Your instructions
Find the lines below that contain the string "logo". Copy each one.

Extracts from a graphics dataset
§ §
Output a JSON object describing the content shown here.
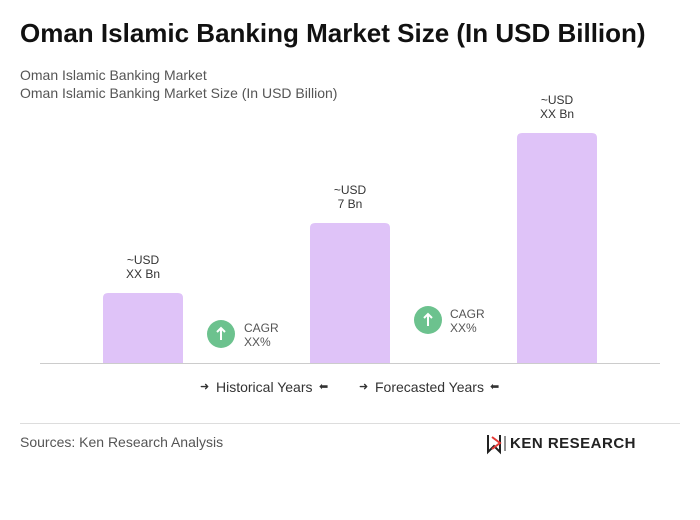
{
  "chart_data": {
    "type": "bar",
    "title": "Oman Islamic Banking Market Size (In USD Billion)",
    "subtitle": [
      "Oman Islamic Banking Market",
      "Oman Islamic Banking Market Size (In USD Billion)"
    ],
    "values": [
      3.5,
      7,
      11.5
    ],
    "value_labels": [
      "~USD\nXX Bn",
      "~USD\n7 Bn",
      "~USD\nXX Bn"
    ],
    "color": "#dfc3f8",
    "annotations": [
      "CAGR\nXX%",
      "CAGR\nXX%"
    ],
    "legend": [
      "Historical Years",
      "Forecasted Years"
    ],
    "source": "Sources: Ken Research Analysis",
    "logo": "KEN RESEARCH"
  }
}
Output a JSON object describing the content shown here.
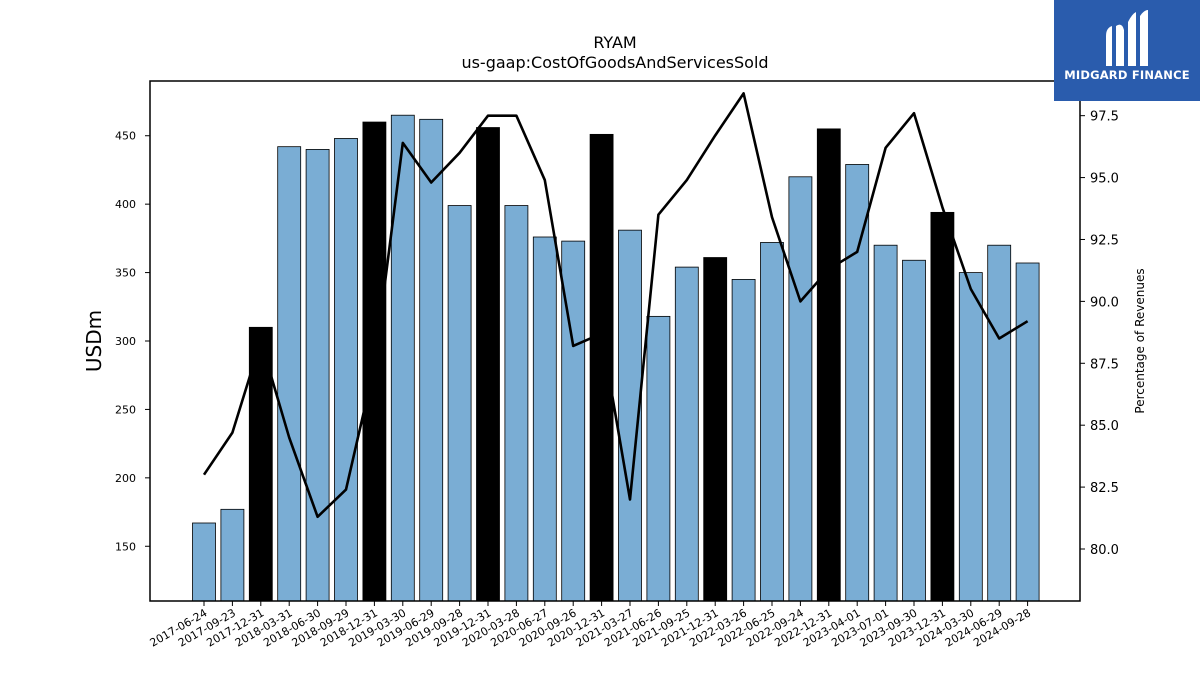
{
  "brand": {
    "name": "MIDGARD FINANCE",
    "background": "#2a5cad",
    "icon": "midgard-m-logo-icon"
  },
  "chart_data": {
    "type": "bar",
    "title": "RYAM",
    "subtitle": "us-gaap:CostOfGoodsAndServicesSold",
    "ylabel": "USDm",
    "y2label": "Percentage of Revenues",
    "ylim": [
      110,
      490
    ],
    "y2lim": [
      77.9,
      98.9
    ],
    "yticks": [
      150,
      200,
      250,
      300,
      350,
      400,
      450
    ],
    "y2ticks": [
      80.0,
      82.5,
      85.0,
      87.5,
      90.0,
      92.5,
      95.0,
      97.5
    ],
    "categories": [
      "2017-06-24",
      "2017-09-23",
      "2017-12-31",
      "2018-03-31",
      "2018-06-30",
      "2018-09-29",
      "2018-12-31",
      "2019-03-30",
      "2019-06-29",
      "2019-09-28",
      "2019-12-31",
      "2020-03-28",
      "2020-06-27",
      "2020-09-26",
      "2020-12-31",
      "2021-03-27",
      "2021-06-26",
      "2021-09-25",
      "2021-12-31",
      "2022-03-26",
      "2022-06-25",
      "2022-09-24",
      "2022-12-31",
      "2023-04-01",
      "2023-07-01",
      "2023-09-30",
      "2023-12-31",
      "2024-03-30",
      "2024-06-29",
      "2024-09-28"
    ],
    "series": [
      {
        "type": "bar",
        "values": [
          167,
          177,
          310,
          442,
          440,
          448,
          460,
          465,
          462,
          399,
          456,
          399,
          376,
          373,
          451,
          381,
          318,
          354,
          361,
          345,
          372,
          420,
          455,
          429,
          370,
          359,
          394,
          350,
          370,
          357
        ],
        "color": "#7aadd4",
        "highlight_color": "#000000",
        "highlight_categories": [
          "2017-12-31",
          "2018-12-31",
          "2019-12-31",
          "2020-12-31",
          "2021-12-31",
          "2022-12-31",
          "2023-12-31"
        ]
      },
      {
        "type": "line",
        "axis": "right",
        "values": [
          83.0,
          84.7,
          88.4,
          84.5,
          81.3,
          82.4,
          87.4,
          96.4,
          94.8,
          96.0,
          97.5,
          97.5,
          94.9,
          88.2,
          88.7,
          82.0,
          93.5,
          94.9,
          96.7,
          98.4,
          93.4,
          90.0,
          91.3,
          92.0,
          96.2,
          97.6,
          93.8,
          90.5,
          88.5,
          89.2
        ],
        "color": "#000000"
      }
    ],
    "grid": false,
    "legend": "none"
  }
}
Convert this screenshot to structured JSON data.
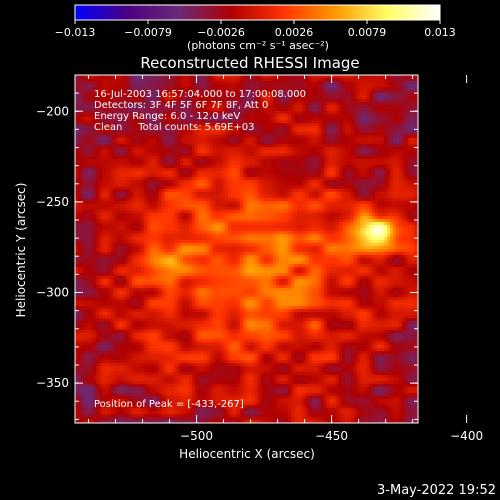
{
  "chart_data": {
    "type": "heatmap",
    "title": "Reconstructed RHESSI Image",
    "xlabel": "Heliocentric X (arcsec)",
    "ylabel": "Heliocentric Y (arcsec)",
    "xlim": [
      -545,
      -418
    ],
    "ylim": [
      -372,
      -180
    ],
    "x_ticks": [
      {
        "value": -500,
        "label": "−500"
      },
      {
        "value": -450,
        "label": "−450"
      },
      {
        "value": -400,
        "label": "−400"
      }
    ],
    "y_ticks": [
      {
        "value": -200,
        "label": "−200"
      },
      {
        "value": -250,
        "label": "−250"
      },
      {
        "value": -300,
        "label": "−300"
      },
      {
        "value": -350,
        "label": "−350"
      }
    ],
    "colorbar": {
      "range": [
        -0.013,
        0.013
      ],
      "tick_labels": [
        "−0.013",
        "−0.0079",
        "−0.0026",
        "0.0026",
        "0.0079",
        "0.013"
      ],
      "units": "(photons cm⁻² s⁻¹ asec⁻²)",
      "colors": [
        "#0000ff",
        "#4b0082",
        "#6b2a78",
        "#b00000",
        "#ff3300",
        "#ff9900",
        "#ffff66",
        "#ffffff"
      ]
    },
    "annotations": [
      "16-Jul-2003 16:57:04.000 to 17:00:08.000",
      "Detectors: 3F 4F 5F 6F 7F 8F, Att 0",
      "Energy Range: 6.0 - 12.0 keV",
      "Clean     Total counts: 5.69E+03"
    ],
    "peak_label": "Position of Peak = [-433,-267]",
    "peak": {
      "x": -433,
      "y": -267,
      "value": 0.013
    },
    "secondary_peak": {
      "x": -509,
      "y": -285,
      "value": 0.008
    },
    "emission_region": {
      "x_range": [
        -535,
        -425
      ],
      "y_range": [
        -360,
        -210
      ],
      "level": 0.004
    },
    "background_level": -0.003,
    "grid": false
  },
  "footer": {
    "date_stamp": "3-May-2022 19:52"
  }
}
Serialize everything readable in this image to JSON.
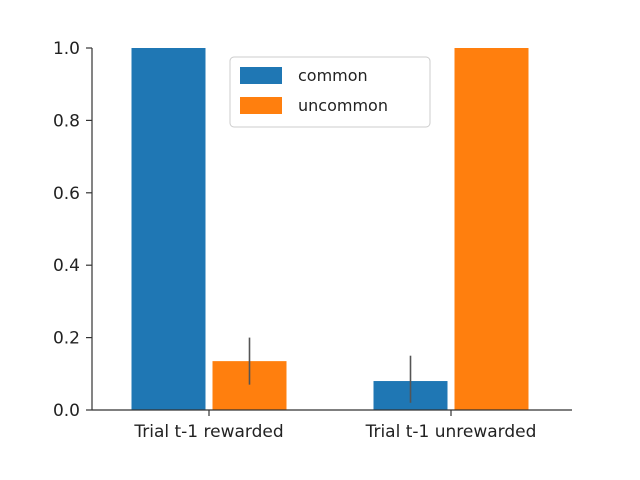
{
  "chart_data": {
    "type": "bar",
    "title": "",
    "xlabel": "",
    "ylabel": "",
    "categories": [
      "Trial t-1 rewarded",
      "Trial t-1 unrewarded"
    ],
    "series": [
      {
        "name": "common",
        "color": "#1f77b4",
        "values": [
          1.0,
          0.08
        ],
        "error_low": [
          1.0,
          0.02
        ],
        "error_high": [
          1.0,
          0.15
        ]
      },
      {
        "name": "uncommon",
        "color": "#ff7f0e",
        "values": [
          0.135,
          1.0
        ],
        "error_low": [
          0.07,
          1.0
        ],
        "error_high": [
          0.2,
          1.0
        ]
      }
    ],
    "ylim": [
      0.0,
      1.0
    ],
    "yticks": [
      "0.0",
      "0.2",
      "0.4",
      "0.6",
      "0.8",
      "1.0"
    ],
    "grid": false,
    "legend_position": "top-center"
  }
}
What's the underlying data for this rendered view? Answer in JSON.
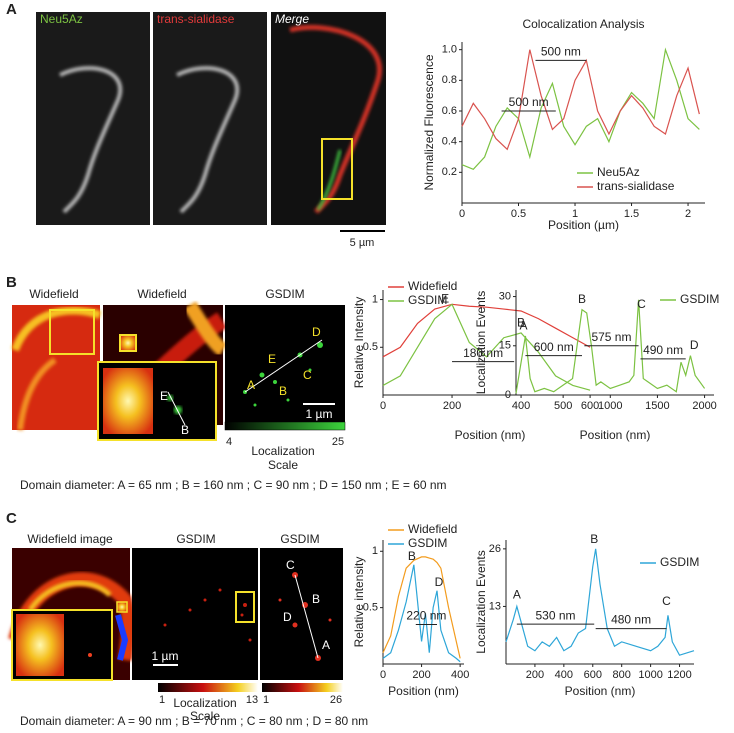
{
  "figure": {
    "panel_labels": [
      "A",
      "B",
      "C"
    ],
    "image_labels_a": [
      "Neu5Az",
      "trans-sialidase",
      "Merge"
    ],
    "image_labels_b": [
      "Widefield",
      "Widefield",
      "GSDIM"
    ],
    "image_labels_c": [
      "Widefield image",
      "GSDIM",
      "GSDIM"
    ],
    "scale_bars": [
      "5 µm",
      "1 µm",
      "1 µm"
    ],
    "b_gsdim_letters": [
      "A",
      "B",
      "C",
      "D",
      "E"
    ],
    "b_inset_letters": [
      "E",
      "B"
    ],
    "c_gsdim_letters": [
      "C",
      "B",
      "D",
      "A"
    ],
    "colorbar_b": {
      "min": 4,
      "max": 25,
      "caption": [
        "Localization",
        "Scale"
      ]
    },
    "colorbar_c1": {
      "min": 1,
      "max": 13,
      "caption": [
        "Localization",
        "Scale"
      ]
    },
    "colorbar_c2": {
      "min": 1,
      "max": 26
    },
    "domain_b": "Domain diameter: A = 65 nm ; B = 160 nm ; C = 90 nm ; D = 150 nm ; E = 60 nm",
    "domain_c": "Domain diameter: A = 90 nm ; B = 70 nm ; C = 80 nm ; D = 80 nm"
  },
  "chart_data": [
    {
      "type": "line",
      "title": "Colocalization Analysis",
      "x_label": "Position (µm)",
      "y_label": "Normalized Fluorescence",
      "x": [
        0,
        0.1,
        0.2,
        0.3,
        0.4,
        0.5,
        0.6,
        0.7,
        0.8,
        0.9,
        1.0,
        1.1,
        1.2,
        1.3,
        1.4,
        1.5,
        1.6,
        1.7,
        1.8,
        1.9,
        2.0,
        2.1
      ],
      "series": [
        {
          "name": "Neu5Az",
          "color": "#7cc242",
          "values": [
            0.25,
            0.22,
            0.3,
            0.5,
            0.62,
            0.55,
            0.3,
            0.62,
            0.78,
            0.5,
            0.38,
            0.5,
            0.55,
            0.4,
            0.6,
            0.72,
            0.65,
            0.55,
            1.0,
            0.8,
            0.55,
            0.48
          ]
        },
        {
          "name": "trans-sialidase",
          "color": "#d9534f",
          "values": [
            0.5,
            0.65,
            0.55,
            0.42,
            0.35,
            0.55,
            1.0,
            0.7,
            0.48,
            0.55,
            0.8,
            0.93,
            0.6,
            0.45,
            0.6,
            0.7,
            0.62,
            0.5,
            0.45,
            0.7,
            0.88,
            0.58
          ]
        }
      ],
      "xlim": [
        0,
        2.15
      ],
      "ylim": [
        0,
        1.05
      ],
      "xticks": [
        0,
        0.5,
        1,
        1.5,
        2
      ],
      "yticks": [
        0.2,
        0.4,
        0.6,
        0.8,
        {
          "value": 1,
          "label": "1.0"
        }
      ],
      "annotations": [
        {
          "text": "500 nm",
          "x": [
            0.65,
            1.1
          ],
          "y": 0.93
        },
        {
          "text": "500 nm",
          "x": [
            0.35,
            0.83
          ],
          "y": 0.6
        }
      ]
    },
    {
      "type": "line",
      "x_label": "Position (nm)",
      "y_label": "Relative Intensity",
      "x": [
        0,
        50,
        100,
        150,
        200,
        250,
        300,
        350,
        400,
        450,
        500,
        550,
        600
      ],
      "series": [
        {
          "name": "Widefield",
          "color": "#e0403a",
          "values": [
            0.4,
            0.5,
            0.75,
            0.9,
            0.95,
            0.93,
            0.92,
            0.9,
            0.88,
            0.8,
            0.7,
            0.6,
            0.5
          ]
        },
        {
          "name": "GSDIM",
          "color": "#7cc242",
          "values": [
            0.1,
            0.2,
            0.5,
            0.8,
            0.95,
            0.55,
            0.4,
            0.6,
            0.65,
            0.45,
            0.2,
            0.1,
            0.05
          ]
        }
      ],
      "xlim": [
        0,
        620
      ],
      "ylim": [
        0,
        1.1
      ],
      "xticks": [
        0,
        200,
        400,
        600
      ],
      "yticks": [
        0.5,
        1
      ],
      "point_labels": [
        {
          "text": "E",
          "x": 180,
          "y": 1.0
        },
        {
          "text": "B",
          "x": 400,
          "y": 0.75
        }
      ],
      "annotations": [
        {
          "text": "180 nm",
          "x": [
            200,
            380
          ],
          "y": 0.35
        }
      ]
    },
    {
      "type": "line",
      "x_label": "Position (nm)",
      "y_label": "Localization Events",
      "x": [
        0,
        100,
        150,
        200,
        300,
        400,
        500,
        600,
        700,
        750,
        800,
        850,
        900,
        1000,
        1100,
        1200,
        1250,
        1300,
        1350,
        1400,
        1500,
        1600,
        1700,
        1750,
        1800,
        1850,
        1900,
        2000
      ],
      "series": [
        {
          "name": "GSDIM",
          "color": "#7cc242",
          "values": [
            0.5,
            18,
            5,
            1,
            2,
            1,
            3,
            5,
            26,
            25,
            15,
            3,
            4,
            2,
            3,
            4,
            6,
            29,
            5,
            4,
            2,
            3,
            1,
            10,
            6,
            12,
            6,
            2
          ]
        }
      ],
      "xlim": [
        0,
        2100
      ],
      "ylim": [
        0,
        32
      ],
      "xticks": [
        500,
        1000,
        1500,
        2000
      ],
      "yticks": [
        0,
        15,
        30
      ],
      "point_labels": [
        {
          "text": "A",
          "x": 80,
          "y": 21
        },
        {
          "text": "B",
          "x": 700,
          "y": 29
        },
        {
          "text": "C",
          "x": 1330,
          "y": 27.5
        },
        {
          "text": "D",
          "x": 1890,
          "y": 15
        }
      ],
      "annotations": [
        {
          "text": "600 nm",
          "x": [
            100,
            700
          ],
          "y": 12
        },
        {
          "text": "575 nm",
          "x": [
            725,
            1300
          ],
          "y": 15
        },
        {
          "text": "490 nm",
          "x": [
            1320,
            1800
          ],
          "y": 11
        }
      ]
    },
    {
      "type": "line",
      "x_label": "Position (nm)",
      "y_label": "Relative intensity",
      "x": [
        0,
        40,
        80,
        120,
        160,
        200,
        220,
        240,
        260,
        280,
        300,
        340,
        380,
        400
      ],
      "series": [
        {
          "name": "Widefield",
          "color": "#f39c1e",
          "values": [
            0.1,
            0.25,
            0.6,
            0.85,
            0.92,
            0.95,
            0.95,
            0.94,
            0.93,
            0.9,
            0.85,
            0.5,
            0.2,
            0.05
          ]
        },
        {
          "name": "GSDIM",
          "color": "#2ea6d8",
          "values": [
            0.05,
            0.1,
            0.3,
            0.55,
            0.88,
            0.2,
            0.45,
            0.1,
            0.5,
            0.65,
            0.3,
            0.1,
            0.05,
            0.02
          ]
        }
      ],
      "xlim": [
        0,
        420
      ],
      "ylim": [
        0,
        1.1
      ],
      "xticks": [
        0,
        200,
        400
      ],
      "yticks": [
        0.5,
        1
      ],
      "point_labels": [
        {
          "text": "B",
          "x": 150,
          "y": 0.95
        },
        {
          "text": "D",
          "x": 290,
          "y": 0.72
        }
      ],
      "annotations": [
        {
          "text": "220 nm",
          "x": [
            170,
            280
          ],
          "y": 0.35
        }
      ]
    },
    {
      "type": "line",
      "x_label": "Position (nm)",
      "y_label": "Localization Events",
      "x": [
        0,
        50,
        75,
        100,
        150,
        200,
        250,
        300,
        350,
        400,
        450,
        500,
        550,
        600,
        620,
        650,
        700,
        750,
        800,
        900,
        1000,
        1050,
        1100,
        1120,
        1150,
        1200,
        1300
      ],
      "series": [
        {
          "name": "GSDIM",
          "color": "#2ea6d8",
          "values": [
            5,
            10,
            13,
            10,
            4,
            3,
            5,
            4,
            6,
            3,
            4,
            7,
            8,
            22,
            26,
            18,
            8,
            4,
            5,
            4,
            3,
            4,
            6,
            11,
            5,
            2,
            3
          ]
        }
      ],
      "xlim": [
        0,
        1300
      ],
      "ylim": [
        0,
        28
      ],
      "xticks": [
        200,
        400,
        600,
        800,
        1000,
        1200
      ],
      "yticks": [
        13,
        26
      ],
      "point_labels": [
        {
          "text": "A",
          "x": 75,
          "y": 15.5
        },
        {
          "text": "B",
          "x": 610,
          "y": 28
        },
        {
          "text": "C",
          "x": 1110,
          "y": 14
        }
      ],
      "annotations": [
        {
          "text": "530 nm",
          "x": [
            75,
            610
          ],
          "y": 9
        },
        {
          "text": "480 nm",
          "x": [
            620,
            1110
          ],
          "y": 8
        }
      ]
    }
  ]
}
§ §
Output
    "logo": "KEN RESEARCH"
    "icon": "midgard-m-logo-icon"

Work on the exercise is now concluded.